# WHAT YOU SHOULD DO
Sort through the data and copy the lines holding the word "умолчанию".

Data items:
* * * * * * *
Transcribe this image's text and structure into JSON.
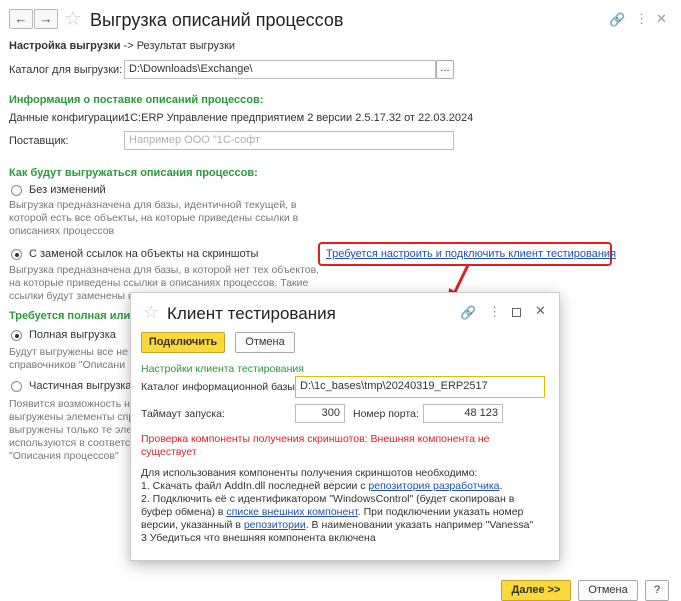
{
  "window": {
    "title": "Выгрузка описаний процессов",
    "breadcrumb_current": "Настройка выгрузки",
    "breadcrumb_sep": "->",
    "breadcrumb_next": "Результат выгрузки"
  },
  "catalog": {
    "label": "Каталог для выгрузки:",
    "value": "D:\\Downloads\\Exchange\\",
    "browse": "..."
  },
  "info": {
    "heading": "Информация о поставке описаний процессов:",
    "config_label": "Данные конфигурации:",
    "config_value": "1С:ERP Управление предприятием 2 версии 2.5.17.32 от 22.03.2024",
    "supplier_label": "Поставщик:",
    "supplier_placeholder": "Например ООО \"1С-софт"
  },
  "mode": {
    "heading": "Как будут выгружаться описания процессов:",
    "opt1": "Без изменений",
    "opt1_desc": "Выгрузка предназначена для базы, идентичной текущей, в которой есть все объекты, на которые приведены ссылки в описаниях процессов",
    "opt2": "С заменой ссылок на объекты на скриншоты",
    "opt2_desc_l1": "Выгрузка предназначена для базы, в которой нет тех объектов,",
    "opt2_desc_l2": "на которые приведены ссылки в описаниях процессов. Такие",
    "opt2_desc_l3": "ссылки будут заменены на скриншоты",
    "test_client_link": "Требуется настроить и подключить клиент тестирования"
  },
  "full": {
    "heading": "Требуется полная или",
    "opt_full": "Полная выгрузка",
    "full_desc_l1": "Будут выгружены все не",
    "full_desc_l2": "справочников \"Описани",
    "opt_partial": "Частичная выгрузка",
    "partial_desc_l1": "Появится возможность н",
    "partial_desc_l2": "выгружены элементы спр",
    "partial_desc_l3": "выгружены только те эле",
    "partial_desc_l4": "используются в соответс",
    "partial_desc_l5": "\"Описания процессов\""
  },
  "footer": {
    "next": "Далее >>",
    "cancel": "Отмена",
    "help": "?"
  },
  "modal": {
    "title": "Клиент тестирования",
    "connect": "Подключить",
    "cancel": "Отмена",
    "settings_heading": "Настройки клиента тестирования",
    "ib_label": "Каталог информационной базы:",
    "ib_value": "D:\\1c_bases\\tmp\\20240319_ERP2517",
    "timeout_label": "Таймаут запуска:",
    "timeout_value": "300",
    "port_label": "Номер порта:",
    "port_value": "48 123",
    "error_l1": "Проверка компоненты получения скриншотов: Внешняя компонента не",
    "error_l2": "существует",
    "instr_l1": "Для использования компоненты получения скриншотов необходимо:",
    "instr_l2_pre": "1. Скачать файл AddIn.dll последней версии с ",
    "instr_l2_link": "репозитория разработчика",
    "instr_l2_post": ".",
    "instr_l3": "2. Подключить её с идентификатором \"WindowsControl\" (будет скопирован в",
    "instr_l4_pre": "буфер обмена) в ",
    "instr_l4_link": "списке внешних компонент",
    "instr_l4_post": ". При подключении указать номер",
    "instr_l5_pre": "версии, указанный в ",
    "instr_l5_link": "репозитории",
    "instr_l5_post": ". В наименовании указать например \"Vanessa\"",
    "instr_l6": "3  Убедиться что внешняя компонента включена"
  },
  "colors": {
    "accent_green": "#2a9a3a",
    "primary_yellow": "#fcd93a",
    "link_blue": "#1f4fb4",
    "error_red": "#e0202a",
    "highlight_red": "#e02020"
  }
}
* * * * * * *
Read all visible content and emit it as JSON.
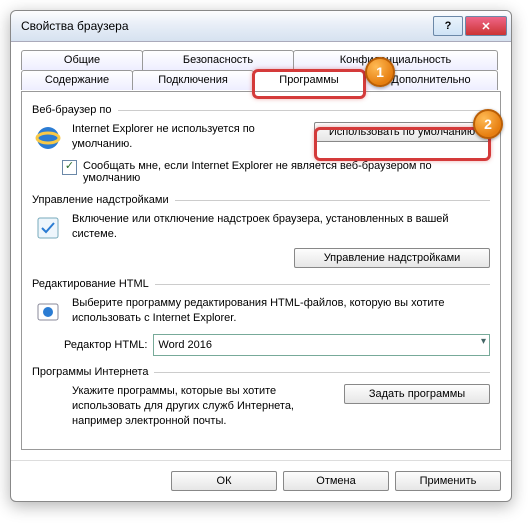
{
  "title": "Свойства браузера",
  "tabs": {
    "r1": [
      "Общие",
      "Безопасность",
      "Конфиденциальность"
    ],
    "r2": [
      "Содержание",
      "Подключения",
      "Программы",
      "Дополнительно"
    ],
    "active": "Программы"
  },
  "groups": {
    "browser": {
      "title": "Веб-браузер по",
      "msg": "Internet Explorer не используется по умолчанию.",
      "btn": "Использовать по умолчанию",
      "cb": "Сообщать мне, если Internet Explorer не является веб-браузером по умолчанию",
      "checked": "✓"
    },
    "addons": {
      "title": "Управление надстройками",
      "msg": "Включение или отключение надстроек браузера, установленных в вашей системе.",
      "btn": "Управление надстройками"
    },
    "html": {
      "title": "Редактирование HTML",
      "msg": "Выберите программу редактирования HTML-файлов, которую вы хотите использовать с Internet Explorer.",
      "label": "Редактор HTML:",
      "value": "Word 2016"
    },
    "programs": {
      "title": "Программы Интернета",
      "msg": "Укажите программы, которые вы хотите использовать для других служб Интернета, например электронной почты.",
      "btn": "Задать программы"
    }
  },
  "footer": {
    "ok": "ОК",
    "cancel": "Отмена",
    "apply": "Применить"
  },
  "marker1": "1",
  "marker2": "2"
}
* * * * * * *
# THE ANSWER
      "msg": "Internet Explorer не используется по умолчанию.",
      "btn": "Использовать по умолчанию",
      "cb": "Сообщать мне, если Internet Explorer не является веб-браузером по умолчанию",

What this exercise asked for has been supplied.